Given instruction :: Omit the pictures, please, and give each record below again exactly.

Task material ::
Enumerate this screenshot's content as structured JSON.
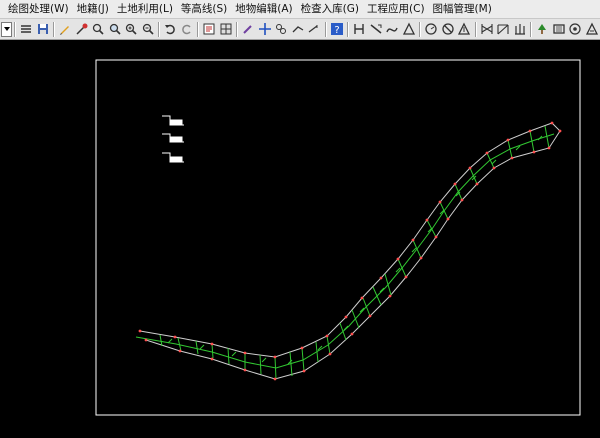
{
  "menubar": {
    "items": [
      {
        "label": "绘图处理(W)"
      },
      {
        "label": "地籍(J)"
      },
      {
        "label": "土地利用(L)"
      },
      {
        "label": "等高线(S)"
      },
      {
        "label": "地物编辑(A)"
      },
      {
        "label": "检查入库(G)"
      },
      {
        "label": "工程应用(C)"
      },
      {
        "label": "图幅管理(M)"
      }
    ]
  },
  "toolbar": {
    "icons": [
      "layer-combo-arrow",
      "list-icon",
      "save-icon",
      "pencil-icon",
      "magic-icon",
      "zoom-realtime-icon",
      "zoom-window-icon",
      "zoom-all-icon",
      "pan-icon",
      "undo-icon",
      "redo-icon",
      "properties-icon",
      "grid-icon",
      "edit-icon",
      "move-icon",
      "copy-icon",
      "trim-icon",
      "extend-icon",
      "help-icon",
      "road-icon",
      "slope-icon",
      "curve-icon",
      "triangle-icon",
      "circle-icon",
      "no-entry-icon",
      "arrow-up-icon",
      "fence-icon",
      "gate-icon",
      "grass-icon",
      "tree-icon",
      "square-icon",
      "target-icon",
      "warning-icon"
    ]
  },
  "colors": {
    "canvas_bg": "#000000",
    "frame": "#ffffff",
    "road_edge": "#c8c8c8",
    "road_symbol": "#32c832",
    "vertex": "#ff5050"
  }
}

Exercise output ::
Enumerate this screenshot's content as structured JSON.
{
  "menubar": {
    "items": [
      {
        "label": "绘图处理(W)"
      },
      {
        "label": "地籍(J)"
      },
      {
        "label": "土地利用(L)"
      },
      {
        "label": "等高线(S)"
      },
      {
        "label": "地物编辑(A)"
      },
      {
        "label": "检查入库(G)"
      },
      {
        "label": "工程应用(C)"
      },
      {
        "label": "图幅管理(M)"
      }
    ]
  },
  "toolbar": {
    "icons": [
      "layer-combo-arrow",
      "list-icon",
      "save-icon",
      "pencil-icon",
      "magic-icon",
      "zoom-realtime-icon",
      "zoom-window-icon",
      "zoom-all-icon",
      "pan-icon",
      "undo-icon",
      "redo-icon",
      "properties-icon",
      "grid-icon",
      "edit-icon",
      "move-icon",
      "copy-icon",
      "trim-icon",
      "extend-icon",
      "help-icon",
      "road-icon",
      "slope-icon",
      "curve-icon",
      "triangle-icon",
      "circle-icon",
      "no-entry-icon",
      "arrow-up-icon",
      "fence-icon",
      "gate-icon",
      "grass-icon",
      "tree-icon",
      "square-icon",
      "target-icon",
      "warning-icon"
    ]
  },
  "colors": {
    "canvas_bg": "#000000",
    "frame": "#ffffff",
    "road_edge": "#c8c8c8",
    "road_symbol": "#32c832",
    "vertex": "#ff5050"
  }
}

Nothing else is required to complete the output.